## Task input:
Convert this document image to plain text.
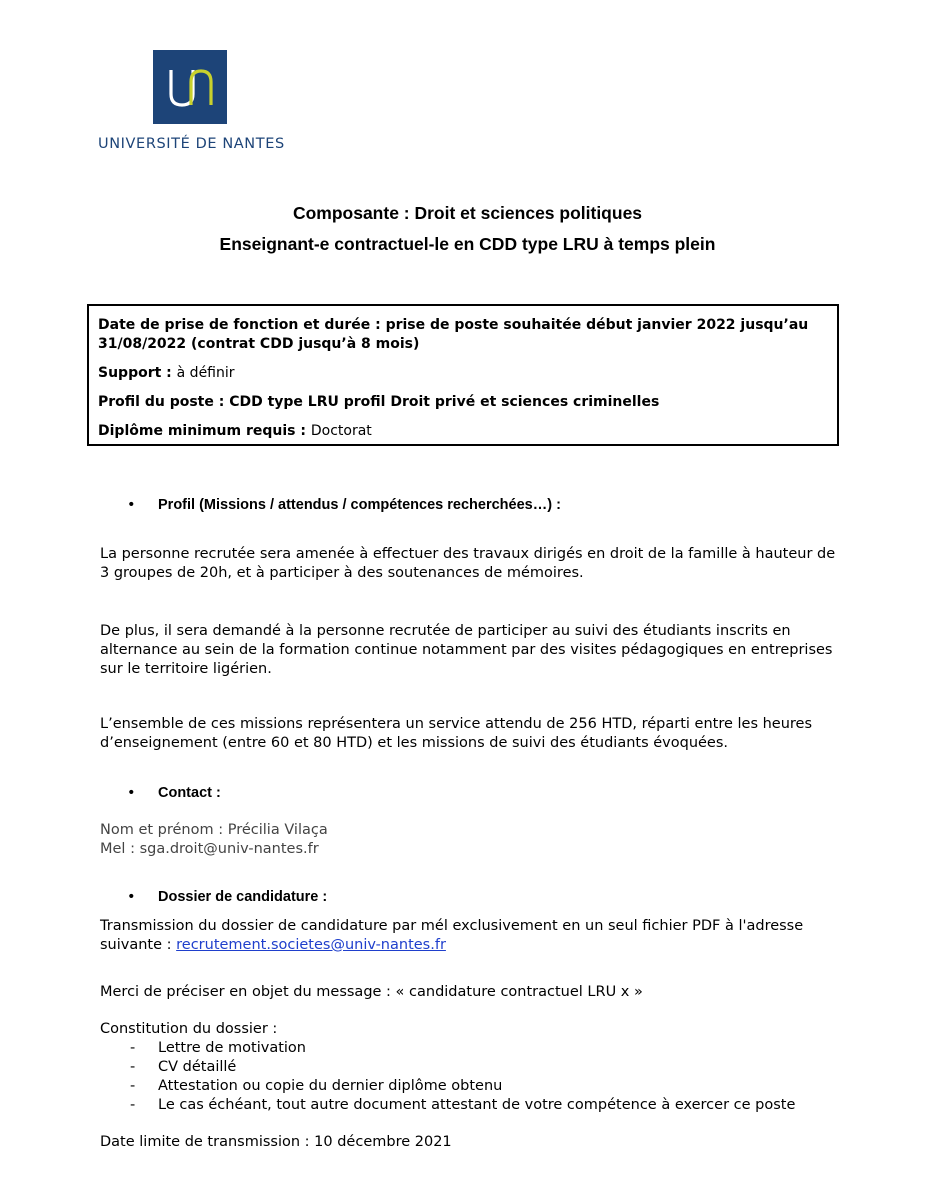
UNIVERSITÉ DE NANTES
Composante : Droit et sciences politiques
Enseignant-e contractuel-le en CDD type LRU à temps plein

Date de prise de fonction et durée : prise de poste souhaitée début janvier 2022 jusqu’au 31/08/2022 (contrat CDD jusqu’à 8 mois)

Support : à définir

Profil du poste : CDD type LRU profil Droit privé et sciences criminelles

Diplôme minimum requis : Doctorat

• Profil (Missions / attendus / compétences recherchées…) :

La personne recrutée sera amenée à effectuer des travaux dirigés en droit de la famille à hauteur de 3 groupes de 20h, et à participer à des soutenances de mémoires.

De plus, il sera demandé à la personne recrutée de participer au suivi des étudiants inscrits en alternance au sein de la formation continue notamment par des visites pédagogiques en entreprises sur le territoire ligérien.

L’ensemble de ces missions représentera un service attendu de 256 HTD, réparti entre les heures d’enseignement (entre 60 et 80 HTD) et les missions de suivi des étudiants évoquées.

• Contact :

Nom et prénom : Précilia Vilaça

Mel : sga.droit@univ-nantes.fr

• Dossier de candidature :

Transmission du dossier de candidature par mél exclusivement en un seul fichier PDF à l'adresse suivante : recrutement.societes@univ-nantes.fr

Merci de préciser en objet du message : « candidature contractuel LRU x »

Constitution du dossier :
- Lettre de motivation
- CV détaillé
- Attestation ou copie du dernier diplôme obtenu
- Le cas échéant, tout autre document attestant de votre compétence à exercer ce poste

Date limite de transmission : 10 décembre 2021
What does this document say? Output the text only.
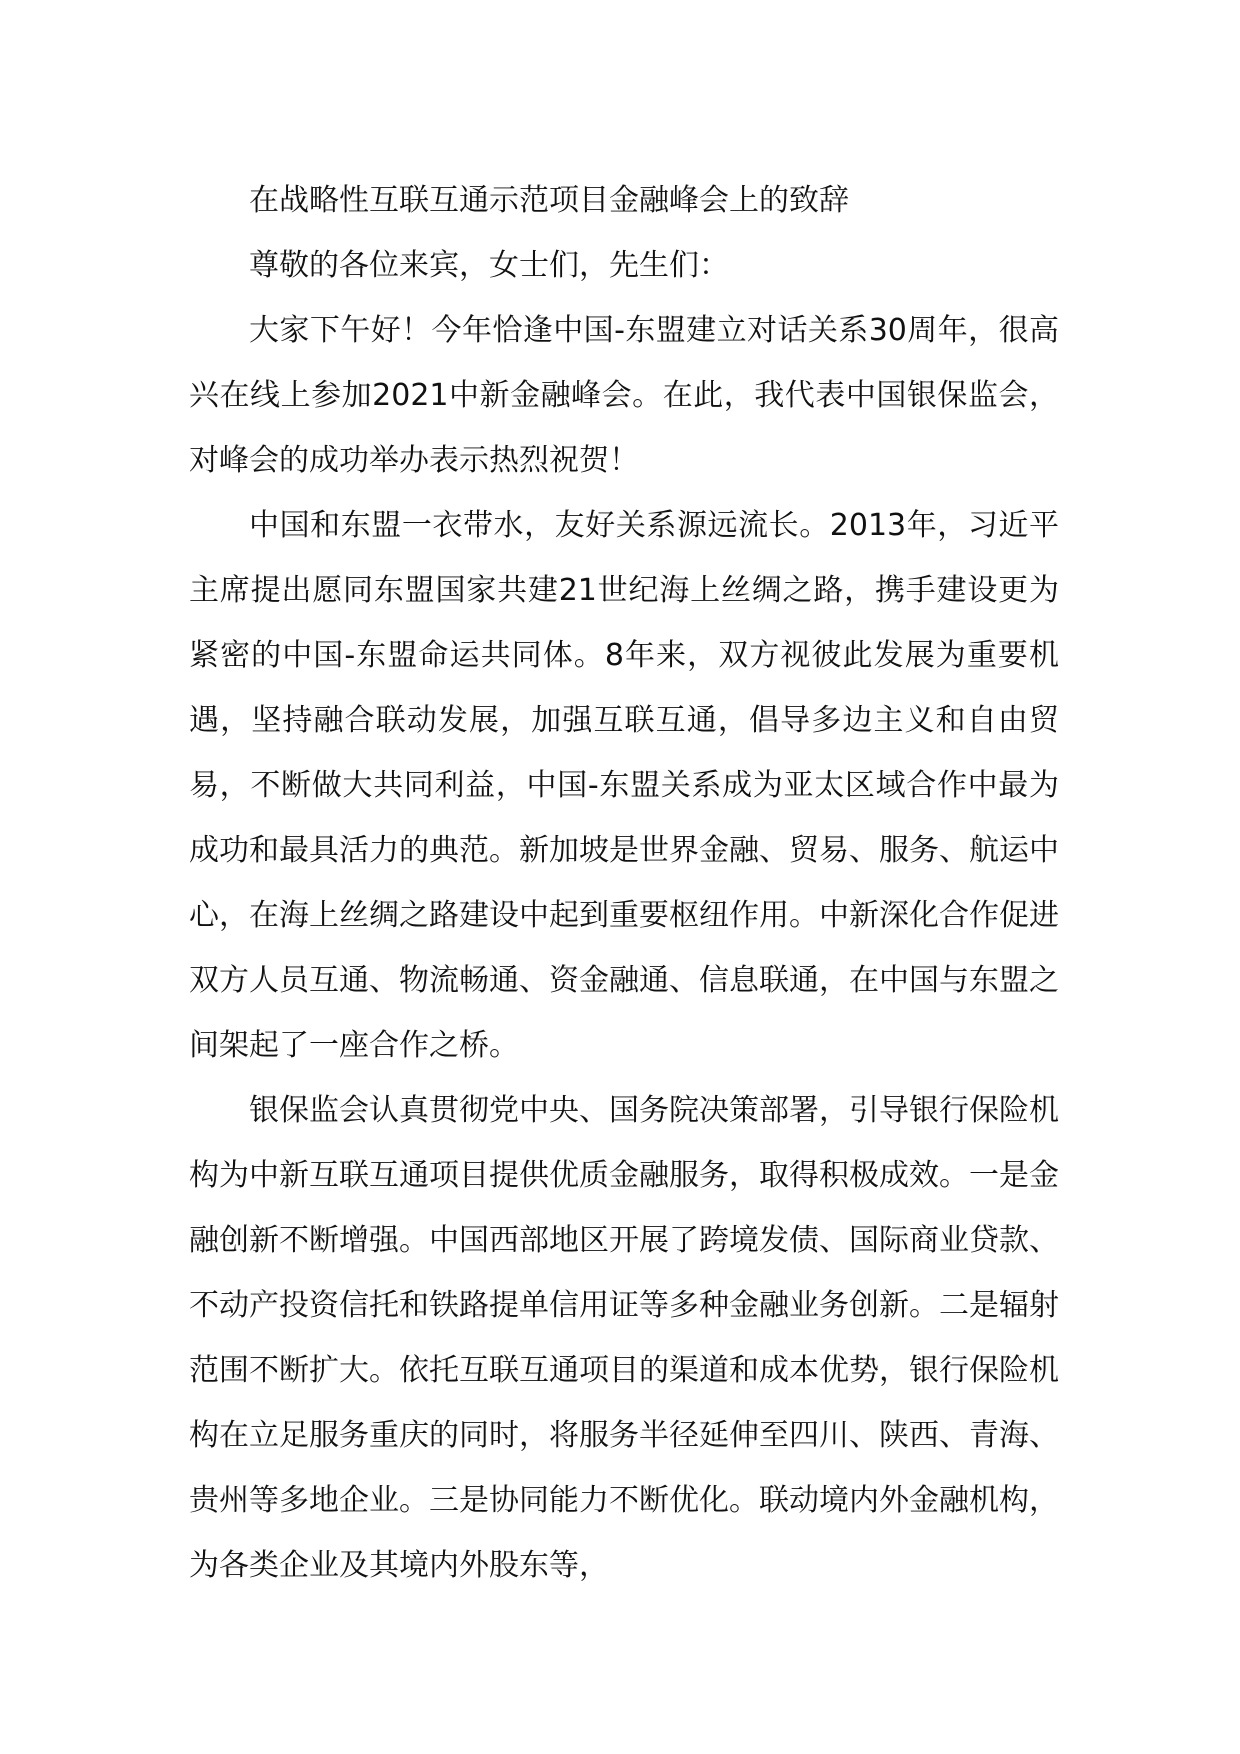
在战略性互联互通示范项目金融峰会上的致辞

尊敬的各位来宾，女士们，先生们：

大家下午好！今年恰逢中国-东盟建立对话关系30周年，很高兴在线上参加2021中新金融峰会。在此，我代表中国银保监会，对峰会的成功举办表示热烈祝贺！

中国和东盟一衣带水，友好关系源远流长。2013年，习近平主席提出愿同东盟国家共建21世纪海上丝绸之路，携手建设更为紧密的中国-东盟命运共同体。8年来，双方视彼此发展为重要机遇，坚持融合联动发展，加强互联互通，倡导多边主义和自由贸易，不断做大共同利益，中国-东盟关系成为亚太区域合作中最为成功和最具活力的典范。新加坡是世界金融、贸易、服务、航运中心，在海上丝绸之路建设中起到重要枢纽作用。中新深化合作促进双方人员互通、物流畅通、资金融通、信息联通，在中国与东盟之间架起了一座合作之桥。

银保监会认真贯彻党中央、国务院决策部署，引导银行保险机构为中新互联互通项目提供优质金融服务，取得积极成效。一是金融创新不断增强。中国西部地区开展了跨境发债、国际商业贷款、不动产投资信托和铁路提单信用证等多种金融业务创新。二是辐射范围不断扩大。依托互联互通项目的渠道和成本优势，银行保险机构在立足服务重庆的同时，将服务半径延伸至四川、陕西、青海、贵州等多地企业。三是协同能力不断优化。联动境内外金融机构，为各类企业及其境内外股东等，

## What the exercise asks:
Output the data exactly. Pictures don't belong in the result.

## Response to this exercise:
Convert this document image to plain text.
UNIVERSITÉ DE NANTES
Composante : Droit et sciences politiques
Enseignant-e contractuel-le en CDD type LRU à temps plein

Date de prise de fonction et durée : prise de poste souhaitée début janvier 2022 jusqu’au 31/08/2022 (contrat CDD jusqu’à 8 mois)

Support : à définir

Profil du poste : CDD type LRU profil Droit privé et sciences criminelles

Diplôme minimum requis : Doctorat

• Profil (Missions / attendus / compétences recherchées…) :

La personne recrutée sera amenée à effectuer des travaux dirigés en droit de la famille à hauteur de 3 groupes de 20h, et à participer à des soutenances de mémoires.

De plus, il sera demandé à la personne recrutée de participer au suivi des étudiants inscrits en alternance au sein de la formation continue notamment par des visites pédagogiques en entreprises sur le territoire ligérien.

L’ensemble de ces missions représentera un service attendu de 256 HTD, réparti entre les heures d’enseignement (entre 60 et 80 HTD) et les missions de suivi des étudiants évoquées.

• Contact :

Nom et prénom : Précilia Vilaça

Mel : sga.droit@univ-nantes.fr

• Dossier de candidature :

Transmission du dossier de candidature par mél exclusivement en un seul fichier PDF à l'adresse suivante : recrutement.societes@univ-nantes.fr

Merci de préciser en objet du message : « candidature contractuel LRU x »

Constitution du dossier :
- Lettre de motivation
- CV détaillé
- Attestation ou copie du dernier diplôme obtenu
- Le cas échéant, tout autre document attestant de votre compétence à exercer ce poste

Date limite de transmission : 10 décembre 2021
What does this document say? Output the text only.
在战略性互联互通示范项目金融峰会上的致辞

尊敬的各位来宾，女士们，先生们：

大家下午好！今年恰逢中国-东盟建立对话关系30周年，很高兴在线上参加2021中新金融峰会。在此，我代表中国银保监会，对峰会的成功举办表示热烈祝贺！

中国和东盟一衣带水，友好关系源远流长。2013年，习近平主席提出愿同东盟国家共建21世纪海上丝绸之路，携手建设更为紧密的中国-东盟命运共同体。8年来，双方视彼此发展为重要机遇，坚持融合联动发展，加强互联互通，倡导多边主义和自由贸易，不断做大共同利益，中国-东盟关系成为亚太区域合作中最为成功和最具活力的典范。新加坡是世界金融、贸易、服务、航运中心，在海上丝绸之路建设中起到重要枢纽作用。中新深化合作促进双方人员互通、物流畅通、资金融通、信息联通，在中国与东盟之间架起了一座合作之桥。

银保监会认真贯彻党中央、国务院决策部署，引导银行保险机构为中新互联互通项目提供优质金融服务，取得积极成效。一是金融创新不断增强。中国西部地区开展了跨境发债、国际商业贷款、不动产投资信托和铁路提单信用证等多种金融业务创新。二是辐射范围不断扩大。依托互联互通项目的渠道和成本优势，银行保险机构在立足服务重庆的同时，将服务半径延伸至四川、陕西、青海、贵州等多地企业。三是协同能力不断优化。联动境内外金融机构，为各类企业及其境内外股东等，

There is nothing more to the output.